### [Texto del ejercicio]
Opinión

Simón Bolívar, niño, en Caracas

Una brillante fiesta animaba la casa, de ordinario cerrada y casi lúgubre: toda la alta sociedad de la capital se hallaba invitada. Era el aniversario de Su Majestad Católica Carlos IV de España, cuya gracia y poderío atravesaban aún el Atlántico, alcanzando las playas de sus más antiguas y fieles colonias, donde, tres siglos antes, había plantado Colón el estandarte español”, escribe el historiador de origen alemán Emil Ludwig en  ‘El dandy’, primer capítulo de su libro Bolívar, Editorial Losada, Buenos Aires, 1958, tercera edición.

Simón Bolívar, niño, en Caracas

Estamos en Caracas alrededor de 1790. La mansión pertenece a la viuda de uno de aquellos grandes señores venidos de algún dominio en sus lejanas tierras. Los que deseaban revivir –al otro extremo del ambiente español– el esplendor de la corte de Madrid. En el retrato, de uniforme y esmaltado de condecoraciones, el señor de Bolívar. Algunos de los invitados procedían del palacio de la Capitanía. Rodeado de pilares, en el patio, un joven de ocho años, vestido de raso verde y encajes, miraba a las señoras y caballeros que iban y venían por entre las enormes cortinas de seda, por los gabinetes de caoba o bajo los árboles del patio. También se admiraba de la coruscante luz de las joyas y uniformes, flores y espadas. Todo palpitaba y se quebraba iluminado por los candelabros.

He ahí bajo el granado a Simón, el benjamín. Su rubio hermano, Juan Vicente. Asimismo, sus dos hermanas. Todos desfilan por delante de su madre: los Palacios, los Sojos, los Andrades, los Pontes, cada uno con su señora. Desde el salón verde, la música de ‘minué’ de Haydn. Más placentero era en los valles de Aragua –igual que una serpiente verde– que se dilatan entre las frías montañas, en San Mateo, donde practicaba la caza y la pesca junto a su hermano y el mayordomo. Apenas con nueve años, perdió a su madre, quien acababa de cumplir los treinta. A los quince se había casado con un hombre treinta años mayor que ella. Viuda, con cuatro niños. El padre de Bolívar contaba con cincuenta y seis años, cuando nació el menor de sus hijos, para quien el destino reservaba universalizar el nombre de su antigua familia.

### [Tareas del ejercicio]
#1 Copia del texto sobre Simón Bolívar niño todo lo que va desde "Una brillante fiesta" hasta "1958, tercera edición.", y cambia "Carlos IV" por "Fernando VII".
#2 Según el texto sobre Simón Bolívar niño, ¿qué edad tenía Simón cuando perdió a su madre?
Las líneas no tienen ningún papel en esto.

### [Datos de origen]
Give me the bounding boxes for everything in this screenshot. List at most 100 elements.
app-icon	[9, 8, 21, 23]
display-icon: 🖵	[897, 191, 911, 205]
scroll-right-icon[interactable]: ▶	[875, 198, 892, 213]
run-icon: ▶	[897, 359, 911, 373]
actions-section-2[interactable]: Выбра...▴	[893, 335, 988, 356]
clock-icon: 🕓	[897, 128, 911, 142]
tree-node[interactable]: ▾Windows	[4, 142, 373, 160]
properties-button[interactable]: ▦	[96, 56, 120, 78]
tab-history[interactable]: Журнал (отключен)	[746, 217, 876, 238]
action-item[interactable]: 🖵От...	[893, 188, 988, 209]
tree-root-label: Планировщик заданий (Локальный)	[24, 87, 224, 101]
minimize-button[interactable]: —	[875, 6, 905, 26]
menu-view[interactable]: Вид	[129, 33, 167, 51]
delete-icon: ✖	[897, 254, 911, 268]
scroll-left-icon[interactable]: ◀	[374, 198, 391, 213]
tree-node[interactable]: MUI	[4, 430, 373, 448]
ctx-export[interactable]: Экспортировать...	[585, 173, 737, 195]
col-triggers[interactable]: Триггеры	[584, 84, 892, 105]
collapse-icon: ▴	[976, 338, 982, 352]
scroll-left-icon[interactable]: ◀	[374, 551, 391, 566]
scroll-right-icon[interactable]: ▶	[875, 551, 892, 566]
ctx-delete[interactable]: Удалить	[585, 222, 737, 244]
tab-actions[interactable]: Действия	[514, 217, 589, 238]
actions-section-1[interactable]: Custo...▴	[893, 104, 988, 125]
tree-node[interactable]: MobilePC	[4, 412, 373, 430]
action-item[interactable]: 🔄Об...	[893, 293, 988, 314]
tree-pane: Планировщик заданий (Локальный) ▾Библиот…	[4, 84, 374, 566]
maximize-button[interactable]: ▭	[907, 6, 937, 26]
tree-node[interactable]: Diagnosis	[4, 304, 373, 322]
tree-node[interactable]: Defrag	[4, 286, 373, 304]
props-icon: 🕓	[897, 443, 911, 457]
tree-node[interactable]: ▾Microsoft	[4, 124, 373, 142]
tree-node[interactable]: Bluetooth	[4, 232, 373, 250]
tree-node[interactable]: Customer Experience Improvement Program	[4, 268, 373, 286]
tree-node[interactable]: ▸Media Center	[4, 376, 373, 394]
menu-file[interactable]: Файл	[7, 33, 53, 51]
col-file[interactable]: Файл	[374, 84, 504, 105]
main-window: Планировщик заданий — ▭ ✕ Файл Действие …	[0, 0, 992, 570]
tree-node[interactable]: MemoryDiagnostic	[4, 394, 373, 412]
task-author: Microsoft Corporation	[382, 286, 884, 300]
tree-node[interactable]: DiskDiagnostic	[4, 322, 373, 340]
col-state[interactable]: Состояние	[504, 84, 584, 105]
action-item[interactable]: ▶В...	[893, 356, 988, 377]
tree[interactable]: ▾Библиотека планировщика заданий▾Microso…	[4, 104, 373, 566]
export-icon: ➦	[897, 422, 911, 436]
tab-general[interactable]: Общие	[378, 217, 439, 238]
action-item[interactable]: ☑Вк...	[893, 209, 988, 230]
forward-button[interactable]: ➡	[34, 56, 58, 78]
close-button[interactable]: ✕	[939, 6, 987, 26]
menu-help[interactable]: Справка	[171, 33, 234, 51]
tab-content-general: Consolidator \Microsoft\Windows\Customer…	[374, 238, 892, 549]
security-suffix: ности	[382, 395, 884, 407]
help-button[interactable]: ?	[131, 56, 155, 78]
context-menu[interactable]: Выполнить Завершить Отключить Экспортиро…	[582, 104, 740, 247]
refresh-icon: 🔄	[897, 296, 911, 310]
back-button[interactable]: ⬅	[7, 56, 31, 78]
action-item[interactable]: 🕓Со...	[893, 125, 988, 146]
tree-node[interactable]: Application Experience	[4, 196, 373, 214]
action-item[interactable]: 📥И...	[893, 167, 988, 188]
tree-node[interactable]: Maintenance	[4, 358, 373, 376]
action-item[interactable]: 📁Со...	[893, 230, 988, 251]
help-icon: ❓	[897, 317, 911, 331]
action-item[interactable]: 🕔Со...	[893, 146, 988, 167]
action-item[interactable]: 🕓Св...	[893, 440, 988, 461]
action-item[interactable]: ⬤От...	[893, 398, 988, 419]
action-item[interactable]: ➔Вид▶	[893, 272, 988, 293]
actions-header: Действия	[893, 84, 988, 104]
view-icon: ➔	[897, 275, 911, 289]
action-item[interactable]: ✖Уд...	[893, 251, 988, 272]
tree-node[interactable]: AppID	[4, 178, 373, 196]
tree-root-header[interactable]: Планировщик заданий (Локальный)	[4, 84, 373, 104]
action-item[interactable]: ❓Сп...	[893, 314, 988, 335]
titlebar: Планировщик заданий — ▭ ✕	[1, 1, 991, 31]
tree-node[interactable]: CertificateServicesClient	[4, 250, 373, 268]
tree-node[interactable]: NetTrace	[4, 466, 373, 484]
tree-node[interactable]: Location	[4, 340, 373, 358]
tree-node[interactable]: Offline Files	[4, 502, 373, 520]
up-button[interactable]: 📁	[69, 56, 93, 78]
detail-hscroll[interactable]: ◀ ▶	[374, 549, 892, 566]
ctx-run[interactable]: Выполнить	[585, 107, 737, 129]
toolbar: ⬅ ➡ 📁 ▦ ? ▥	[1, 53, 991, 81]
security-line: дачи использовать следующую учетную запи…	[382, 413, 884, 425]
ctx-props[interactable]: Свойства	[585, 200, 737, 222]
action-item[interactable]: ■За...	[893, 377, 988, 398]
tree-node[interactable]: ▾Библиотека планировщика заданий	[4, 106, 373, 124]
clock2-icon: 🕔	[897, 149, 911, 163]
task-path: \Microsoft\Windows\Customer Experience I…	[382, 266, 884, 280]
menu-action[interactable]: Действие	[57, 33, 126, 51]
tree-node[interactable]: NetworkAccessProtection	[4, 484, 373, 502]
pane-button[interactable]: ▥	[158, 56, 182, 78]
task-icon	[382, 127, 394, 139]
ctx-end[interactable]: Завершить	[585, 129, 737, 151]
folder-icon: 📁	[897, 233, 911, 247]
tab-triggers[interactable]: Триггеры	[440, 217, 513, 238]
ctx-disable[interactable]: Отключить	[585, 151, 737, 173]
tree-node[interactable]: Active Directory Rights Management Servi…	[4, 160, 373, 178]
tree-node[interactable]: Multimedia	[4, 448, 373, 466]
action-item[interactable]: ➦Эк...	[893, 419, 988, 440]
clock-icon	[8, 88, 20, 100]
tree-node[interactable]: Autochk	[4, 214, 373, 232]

### [Soluciones por tarea]
#1
Una brillante fiesta animaba la casa, de ordinario cerrada y casi lúgubre: toda la alta sociedad de la capital se hallaba invitada. Era el aniversario de Su Majestad Católica Fernando VII de España, cuya gracia y poderío atravesaban aún el Atlántico, alcanzando las playas de sus más antiguas y fieles colonias, donde, tres siglos antes, había plantado Colón el estandarte español”, escribe el historiador de origen alemán Emil Ludwig en  ‘El dandy’, primer capítulo de su libro Bolívar, Editorial Losada, Buenos Aires, 1958, tercera edición.

#2 Apenas nueve años.